# Given exercise
Present every line in which the string "RIPTE" appears.

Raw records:
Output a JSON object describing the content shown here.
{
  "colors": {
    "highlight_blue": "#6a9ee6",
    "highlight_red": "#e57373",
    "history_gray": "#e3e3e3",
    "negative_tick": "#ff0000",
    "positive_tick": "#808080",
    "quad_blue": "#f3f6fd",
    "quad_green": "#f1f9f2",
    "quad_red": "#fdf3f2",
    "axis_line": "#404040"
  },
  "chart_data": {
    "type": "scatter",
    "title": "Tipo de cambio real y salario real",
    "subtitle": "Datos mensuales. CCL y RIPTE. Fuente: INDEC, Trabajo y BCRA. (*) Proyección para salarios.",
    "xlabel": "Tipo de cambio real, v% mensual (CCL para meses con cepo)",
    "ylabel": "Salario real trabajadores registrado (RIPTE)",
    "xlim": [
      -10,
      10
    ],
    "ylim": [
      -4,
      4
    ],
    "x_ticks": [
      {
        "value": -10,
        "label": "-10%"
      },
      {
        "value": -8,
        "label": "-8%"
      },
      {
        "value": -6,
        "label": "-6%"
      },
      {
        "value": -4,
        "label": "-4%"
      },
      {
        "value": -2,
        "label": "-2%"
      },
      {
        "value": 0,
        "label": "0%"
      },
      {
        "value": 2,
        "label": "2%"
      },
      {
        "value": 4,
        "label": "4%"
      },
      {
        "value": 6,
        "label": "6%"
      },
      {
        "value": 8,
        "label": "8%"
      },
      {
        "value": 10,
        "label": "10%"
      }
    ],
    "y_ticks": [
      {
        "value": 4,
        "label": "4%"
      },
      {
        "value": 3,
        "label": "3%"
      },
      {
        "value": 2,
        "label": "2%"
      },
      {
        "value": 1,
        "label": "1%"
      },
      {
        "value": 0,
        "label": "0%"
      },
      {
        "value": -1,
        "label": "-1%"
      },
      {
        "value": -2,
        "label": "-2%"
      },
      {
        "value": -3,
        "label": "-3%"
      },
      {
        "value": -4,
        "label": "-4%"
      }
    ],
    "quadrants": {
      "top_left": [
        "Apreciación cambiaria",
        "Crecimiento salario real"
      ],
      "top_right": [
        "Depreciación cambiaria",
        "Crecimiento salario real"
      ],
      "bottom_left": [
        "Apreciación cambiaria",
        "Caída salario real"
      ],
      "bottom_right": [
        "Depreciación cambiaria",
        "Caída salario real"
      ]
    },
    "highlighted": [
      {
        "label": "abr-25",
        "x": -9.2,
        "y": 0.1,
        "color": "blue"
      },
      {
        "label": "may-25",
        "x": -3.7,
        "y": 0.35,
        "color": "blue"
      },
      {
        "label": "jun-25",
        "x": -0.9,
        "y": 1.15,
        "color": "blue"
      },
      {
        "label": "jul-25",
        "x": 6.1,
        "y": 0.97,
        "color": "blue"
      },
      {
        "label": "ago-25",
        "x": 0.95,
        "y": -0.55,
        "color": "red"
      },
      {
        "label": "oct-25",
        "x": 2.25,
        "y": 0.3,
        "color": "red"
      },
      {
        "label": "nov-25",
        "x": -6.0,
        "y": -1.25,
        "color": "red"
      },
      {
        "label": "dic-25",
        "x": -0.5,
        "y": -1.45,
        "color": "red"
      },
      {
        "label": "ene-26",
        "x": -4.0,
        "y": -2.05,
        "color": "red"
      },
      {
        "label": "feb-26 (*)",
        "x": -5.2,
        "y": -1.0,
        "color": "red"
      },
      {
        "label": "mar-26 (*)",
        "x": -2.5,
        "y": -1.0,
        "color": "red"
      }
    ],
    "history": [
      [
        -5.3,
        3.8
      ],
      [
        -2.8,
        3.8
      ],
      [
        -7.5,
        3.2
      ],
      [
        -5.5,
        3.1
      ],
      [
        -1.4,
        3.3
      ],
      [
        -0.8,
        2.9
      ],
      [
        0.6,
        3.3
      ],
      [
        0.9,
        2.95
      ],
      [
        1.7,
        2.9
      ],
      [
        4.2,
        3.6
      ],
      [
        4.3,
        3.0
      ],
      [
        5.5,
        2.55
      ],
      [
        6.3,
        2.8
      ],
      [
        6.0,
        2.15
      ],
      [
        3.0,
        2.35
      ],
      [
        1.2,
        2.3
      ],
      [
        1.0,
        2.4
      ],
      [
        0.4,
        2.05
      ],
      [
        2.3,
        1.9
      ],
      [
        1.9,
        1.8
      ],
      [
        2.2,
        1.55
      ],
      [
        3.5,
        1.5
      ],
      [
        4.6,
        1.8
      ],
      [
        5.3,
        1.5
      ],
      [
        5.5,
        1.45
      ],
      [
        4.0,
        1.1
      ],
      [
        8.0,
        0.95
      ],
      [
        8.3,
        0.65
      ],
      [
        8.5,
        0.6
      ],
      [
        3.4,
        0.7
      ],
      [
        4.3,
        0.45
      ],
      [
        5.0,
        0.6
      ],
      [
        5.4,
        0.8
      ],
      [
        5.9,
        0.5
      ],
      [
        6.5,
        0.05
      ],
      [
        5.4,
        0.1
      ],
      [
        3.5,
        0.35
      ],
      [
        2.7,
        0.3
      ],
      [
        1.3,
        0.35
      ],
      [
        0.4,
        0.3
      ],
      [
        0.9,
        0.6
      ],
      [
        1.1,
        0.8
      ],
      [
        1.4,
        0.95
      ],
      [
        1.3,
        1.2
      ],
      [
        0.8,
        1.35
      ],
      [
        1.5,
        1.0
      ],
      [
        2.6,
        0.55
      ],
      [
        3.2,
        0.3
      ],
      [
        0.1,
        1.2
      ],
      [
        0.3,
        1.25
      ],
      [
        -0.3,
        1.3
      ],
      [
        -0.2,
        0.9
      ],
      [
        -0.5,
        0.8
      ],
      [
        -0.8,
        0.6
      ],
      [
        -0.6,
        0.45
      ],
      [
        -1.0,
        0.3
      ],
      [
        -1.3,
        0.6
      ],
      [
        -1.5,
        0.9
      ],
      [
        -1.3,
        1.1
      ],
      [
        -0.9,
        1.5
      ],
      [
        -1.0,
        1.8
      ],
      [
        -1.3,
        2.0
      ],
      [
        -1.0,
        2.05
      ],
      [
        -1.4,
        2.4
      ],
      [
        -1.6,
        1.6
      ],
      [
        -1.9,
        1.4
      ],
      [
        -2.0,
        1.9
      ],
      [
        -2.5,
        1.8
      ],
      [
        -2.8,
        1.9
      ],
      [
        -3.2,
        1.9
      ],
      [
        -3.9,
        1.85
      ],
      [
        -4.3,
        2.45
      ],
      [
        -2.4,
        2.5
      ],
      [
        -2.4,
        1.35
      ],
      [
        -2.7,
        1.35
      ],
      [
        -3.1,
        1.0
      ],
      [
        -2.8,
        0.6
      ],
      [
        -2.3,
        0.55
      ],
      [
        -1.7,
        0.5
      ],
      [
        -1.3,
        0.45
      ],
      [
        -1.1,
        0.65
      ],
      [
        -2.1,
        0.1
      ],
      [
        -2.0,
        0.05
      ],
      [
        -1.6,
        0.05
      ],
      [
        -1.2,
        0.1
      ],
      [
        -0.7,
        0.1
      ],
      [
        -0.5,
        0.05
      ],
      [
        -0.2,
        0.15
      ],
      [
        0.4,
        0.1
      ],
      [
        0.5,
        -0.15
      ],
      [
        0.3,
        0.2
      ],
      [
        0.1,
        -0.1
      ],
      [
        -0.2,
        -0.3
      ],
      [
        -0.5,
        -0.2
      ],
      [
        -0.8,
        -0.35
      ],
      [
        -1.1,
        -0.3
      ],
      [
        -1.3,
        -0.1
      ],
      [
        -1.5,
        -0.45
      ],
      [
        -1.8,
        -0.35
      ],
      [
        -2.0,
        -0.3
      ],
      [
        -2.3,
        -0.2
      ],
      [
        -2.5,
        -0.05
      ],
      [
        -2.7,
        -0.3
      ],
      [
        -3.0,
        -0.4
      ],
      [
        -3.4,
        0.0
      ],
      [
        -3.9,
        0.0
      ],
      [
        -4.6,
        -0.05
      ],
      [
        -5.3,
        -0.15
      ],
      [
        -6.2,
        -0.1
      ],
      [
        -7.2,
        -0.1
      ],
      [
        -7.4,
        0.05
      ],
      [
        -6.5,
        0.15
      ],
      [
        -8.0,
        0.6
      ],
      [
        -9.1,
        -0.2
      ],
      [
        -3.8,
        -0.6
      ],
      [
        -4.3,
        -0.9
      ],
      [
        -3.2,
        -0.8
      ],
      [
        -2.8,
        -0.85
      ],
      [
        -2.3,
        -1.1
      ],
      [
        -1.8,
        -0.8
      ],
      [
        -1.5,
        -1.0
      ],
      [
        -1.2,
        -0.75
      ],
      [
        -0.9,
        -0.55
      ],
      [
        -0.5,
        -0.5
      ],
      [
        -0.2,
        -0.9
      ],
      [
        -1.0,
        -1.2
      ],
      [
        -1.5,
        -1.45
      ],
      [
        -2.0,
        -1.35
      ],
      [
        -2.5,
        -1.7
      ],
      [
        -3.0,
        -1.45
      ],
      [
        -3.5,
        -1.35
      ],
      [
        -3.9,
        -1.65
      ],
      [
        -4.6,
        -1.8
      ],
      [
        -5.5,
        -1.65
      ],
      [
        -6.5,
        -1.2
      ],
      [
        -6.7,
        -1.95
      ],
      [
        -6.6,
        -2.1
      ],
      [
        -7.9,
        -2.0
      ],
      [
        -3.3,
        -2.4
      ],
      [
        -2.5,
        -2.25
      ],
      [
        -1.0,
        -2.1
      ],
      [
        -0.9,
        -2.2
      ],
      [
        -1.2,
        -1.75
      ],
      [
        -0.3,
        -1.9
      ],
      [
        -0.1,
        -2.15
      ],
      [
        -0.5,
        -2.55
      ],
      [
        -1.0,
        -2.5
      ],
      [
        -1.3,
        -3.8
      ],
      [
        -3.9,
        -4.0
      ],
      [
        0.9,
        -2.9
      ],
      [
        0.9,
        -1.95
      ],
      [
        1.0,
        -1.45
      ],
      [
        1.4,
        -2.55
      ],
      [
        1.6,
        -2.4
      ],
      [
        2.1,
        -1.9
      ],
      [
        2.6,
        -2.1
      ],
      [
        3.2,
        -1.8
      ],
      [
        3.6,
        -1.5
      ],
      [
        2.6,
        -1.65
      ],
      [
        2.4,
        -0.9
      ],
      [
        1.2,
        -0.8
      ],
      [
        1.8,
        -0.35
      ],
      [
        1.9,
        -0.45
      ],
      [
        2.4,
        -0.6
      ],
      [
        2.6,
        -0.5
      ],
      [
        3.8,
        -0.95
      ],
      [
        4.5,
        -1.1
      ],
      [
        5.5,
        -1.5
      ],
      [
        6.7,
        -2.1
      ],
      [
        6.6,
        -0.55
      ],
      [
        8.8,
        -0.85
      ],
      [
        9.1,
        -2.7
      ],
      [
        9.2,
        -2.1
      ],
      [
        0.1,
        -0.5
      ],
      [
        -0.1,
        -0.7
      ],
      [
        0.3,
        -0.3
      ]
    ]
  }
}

# Exercise answer
    "subtitle": "Datos mensuales. CCL y RIPTE. Fuente: INDEC, Trabajo y BCRA. (*) Proyección para salarios.",
    "ylabel": "Salario real trabajadores registrado (RIPTE)",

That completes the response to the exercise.